• [What to work on]:
Drop every picture and give the entries back exactly.

• [Records for this exercise]:
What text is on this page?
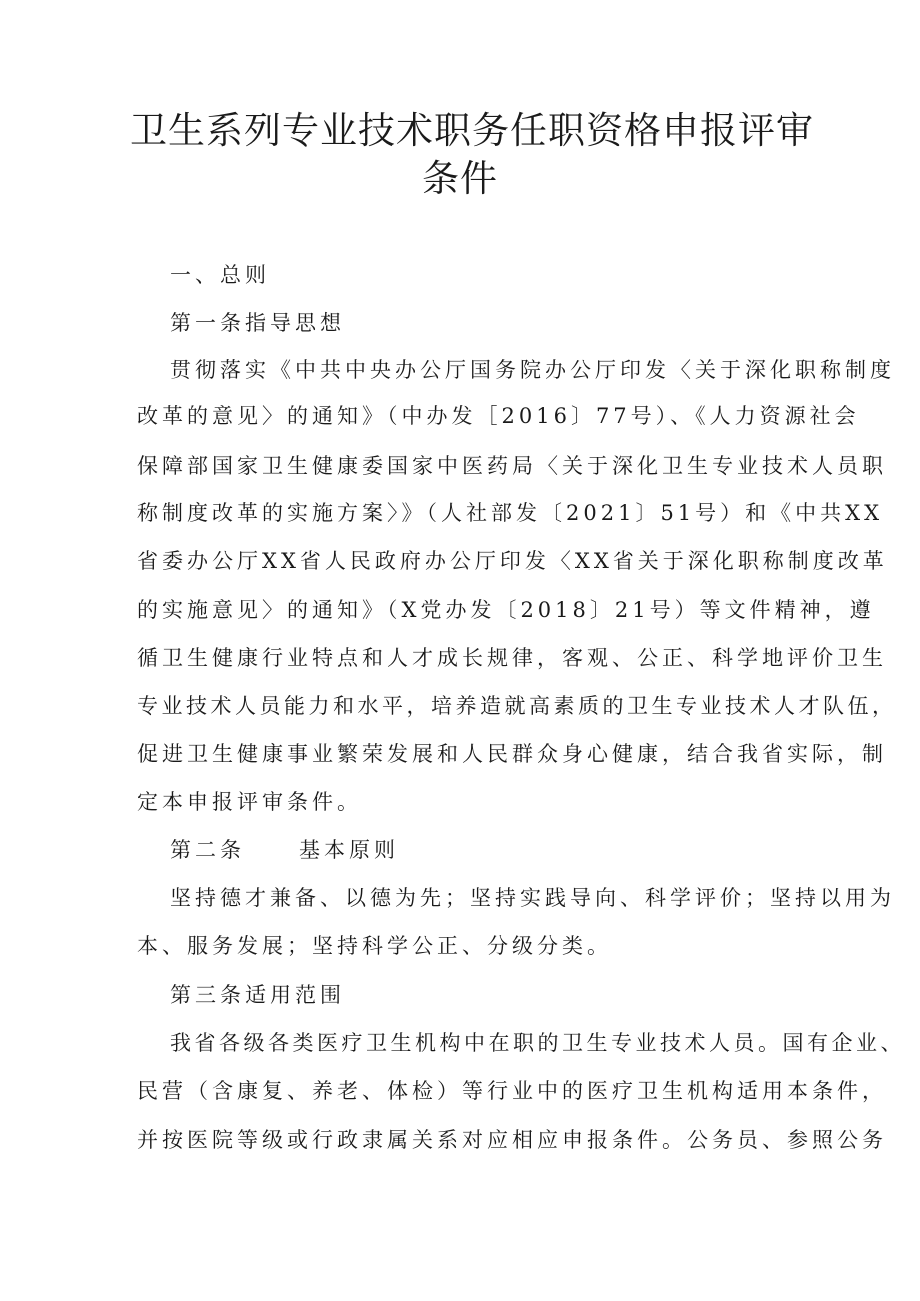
卫生系列专业技术职务任职资格申报评审
条件
一、总则
第一条指导思想
贯彻落实《中共中央办公厅国务院办公厅印发〈关于深化职称制度
改革的意见〉的通知》（中办发［2016〕77号）、《人力资源社会
保障部国家卫生健康委国家中医药局〈关于深化卫生专业技术人员职
称制度改革的实施方案〉》（人社部发〔2021〕51号）和《中共XX
省委办公厅XX省人民政府办公厅印发〈XX省关于深化职称制度改革
的实施意见〉的通知》（X党办发〔2018〕21号）等文件精神，遵
循卫生健康行业特点和人才成长规律，客观、公正、科学地评价卫生
专业技术人员能力和水平，培养造就高素质的卫生专业技术人才队伍，
促进卫生健康事业繁荣发展和人民群众身心健康，结合我省实际，制
定本申报评审条件。
第二条	基本原则
坚持德才兼备、以德为先；坚持实践导向、科学评价；坚持以用为
本、服务发展；坚持科学公正、分级分类。
第三条适用范围
我省各级各类医疗卫生机构中在职的卫生专业技术人员。国有企业、
民营（含康复、养老、体检）等行业中的医疗卫生机构适用本条件，
并按医院等级或行政隶属关系对应相应申报条件。公务员、参照公务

• [Problem solution]:
What text is on this page?
卫生系列专业技术职务任职资格申报评审
条件
一、总则
第一条指导思想
贯彻落实《中共中央办公厅国务院办公厅印发〈关于深化职称制度
改革的意见〉的通知》（中办发［2016〕77号）、《人力资源社会
保障部国家卫生健康委国家中医药局〈关于深化卫生专业技术人员职
称制度改革的实施方案〉》（人社部发〔2021〕51号）和《中共XX
省委办公厅XX省人民政府办公厅印发〈XX省关于深化职称制度改革
的实施意见〉的通知》（X党办发〔2018〕21号）等文件精神，遵
循卫生健康行业特点和人才成长规律，客观、公正、科学地评价卫生
专业技术人员能力和水平，培养造就高素质的卫生专业技术人才队伍，
促进卫生健康事业繁荣发展和人民群众身心健康，结合我省实际，制
定本申报评审条件。
第二条	基本原则
坚持德才兼备、以德为先；坚持实践导向、科学评价；坚持以用为
本、服务发展；坚持科学公正、分级分类。
第三条适用范围
我省各级各类医疗卫生机构中在职的卫生专业技术人员。国有企业、
民营（含康复、养老、体检）等行业中的医疗卫生机构适用本条件，
并按医院等级或行政隶属关系对应相应申报条件。公务员、参照公务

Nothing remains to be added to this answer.